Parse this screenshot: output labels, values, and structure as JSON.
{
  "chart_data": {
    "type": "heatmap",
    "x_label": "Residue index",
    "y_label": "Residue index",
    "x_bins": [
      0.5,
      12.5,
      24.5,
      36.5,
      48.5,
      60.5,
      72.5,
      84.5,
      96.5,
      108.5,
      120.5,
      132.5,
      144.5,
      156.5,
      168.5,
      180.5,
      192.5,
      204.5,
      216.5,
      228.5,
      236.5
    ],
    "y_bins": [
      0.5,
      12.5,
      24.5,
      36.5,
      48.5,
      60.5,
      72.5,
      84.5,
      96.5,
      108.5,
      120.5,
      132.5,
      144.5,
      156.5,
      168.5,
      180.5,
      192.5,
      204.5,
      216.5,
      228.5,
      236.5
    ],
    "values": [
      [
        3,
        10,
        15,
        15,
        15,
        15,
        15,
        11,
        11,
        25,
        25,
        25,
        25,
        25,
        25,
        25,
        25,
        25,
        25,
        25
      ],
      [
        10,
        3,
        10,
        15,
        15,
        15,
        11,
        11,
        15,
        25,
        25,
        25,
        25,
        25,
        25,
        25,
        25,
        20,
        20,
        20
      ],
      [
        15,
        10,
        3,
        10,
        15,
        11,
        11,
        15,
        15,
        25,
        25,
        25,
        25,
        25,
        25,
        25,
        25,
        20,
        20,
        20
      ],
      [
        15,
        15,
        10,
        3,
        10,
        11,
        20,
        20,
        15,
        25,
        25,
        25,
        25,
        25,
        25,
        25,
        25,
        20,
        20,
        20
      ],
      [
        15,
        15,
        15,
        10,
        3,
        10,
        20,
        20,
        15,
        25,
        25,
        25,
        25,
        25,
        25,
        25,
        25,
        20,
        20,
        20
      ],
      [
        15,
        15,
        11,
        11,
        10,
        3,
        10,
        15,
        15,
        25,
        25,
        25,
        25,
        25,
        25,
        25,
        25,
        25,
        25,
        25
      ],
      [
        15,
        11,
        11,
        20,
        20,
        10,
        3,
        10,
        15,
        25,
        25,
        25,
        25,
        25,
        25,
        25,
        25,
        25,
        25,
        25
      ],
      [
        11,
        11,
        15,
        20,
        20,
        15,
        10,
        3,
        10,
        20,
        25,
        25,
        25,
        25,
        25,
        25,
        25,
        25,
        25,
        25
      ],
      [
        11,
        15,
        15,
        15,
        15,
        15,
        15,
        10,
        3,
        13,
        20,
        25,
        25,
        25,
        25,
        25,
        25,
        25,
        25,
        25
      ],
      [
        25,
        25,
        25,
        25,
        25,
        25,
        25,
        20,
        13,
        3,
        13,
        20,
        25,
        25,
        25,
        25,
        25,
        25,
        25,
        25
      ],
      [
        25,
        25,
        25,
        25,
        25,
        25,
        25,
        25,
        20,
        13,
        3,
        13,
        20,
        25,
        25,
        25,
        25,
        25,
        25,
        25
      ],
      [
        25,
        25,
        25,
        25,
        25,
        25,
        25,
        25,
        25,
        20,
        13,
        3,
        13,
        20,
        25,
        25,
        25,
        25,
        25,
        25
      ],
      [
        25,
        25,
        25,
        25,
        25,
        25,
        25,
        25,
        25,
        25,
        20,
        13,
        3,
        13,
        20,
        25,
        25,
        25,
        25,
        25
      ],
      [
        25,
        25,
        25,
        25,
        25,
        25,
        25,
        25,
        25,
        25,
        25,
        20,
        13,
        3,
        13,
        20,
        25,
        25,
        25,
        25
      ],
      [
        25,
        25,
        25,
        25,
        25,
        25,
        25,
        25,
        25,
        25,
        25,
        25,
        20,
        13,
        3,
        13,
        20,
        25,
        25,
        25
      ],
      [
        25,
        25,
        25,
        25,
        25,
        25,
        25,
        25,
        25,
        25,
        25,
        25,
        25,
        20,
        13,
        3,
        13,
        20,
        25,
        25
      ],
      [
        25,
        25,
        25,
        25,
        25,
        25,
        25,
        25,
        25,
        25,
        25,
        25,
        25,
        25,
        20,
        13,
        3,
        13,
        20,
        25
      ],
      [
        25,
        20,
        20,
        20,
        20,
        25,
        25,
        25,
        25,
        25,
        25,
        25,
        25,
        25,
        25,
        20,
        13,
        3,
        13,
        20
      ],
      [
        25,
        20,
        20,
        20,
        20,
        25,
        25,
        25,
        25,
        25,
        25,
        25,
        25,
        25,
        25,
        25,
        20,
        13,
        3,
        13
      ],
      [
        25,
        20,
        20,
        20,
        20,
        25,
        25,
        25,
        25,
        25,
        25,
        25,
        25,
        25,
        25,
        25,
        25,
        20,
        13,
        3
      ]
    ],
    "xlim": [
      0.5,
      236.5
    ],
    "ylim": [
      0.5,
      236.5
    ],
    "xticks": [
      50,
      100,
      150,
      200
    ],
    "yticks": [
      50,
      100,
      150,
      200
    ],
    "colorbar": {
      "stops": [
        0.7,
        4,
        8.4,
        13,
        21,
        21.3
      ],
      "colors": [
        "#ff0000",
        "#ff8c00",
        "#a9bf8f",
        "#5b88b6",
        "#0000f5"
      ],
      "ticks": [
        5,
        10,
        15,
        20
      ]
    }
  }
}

• • • • •

GOAL> Extract all lines of the records above that include "Residue".

TASK OUTPUT>
    "x_label": "Residue index",
    "y_label": "Residue index",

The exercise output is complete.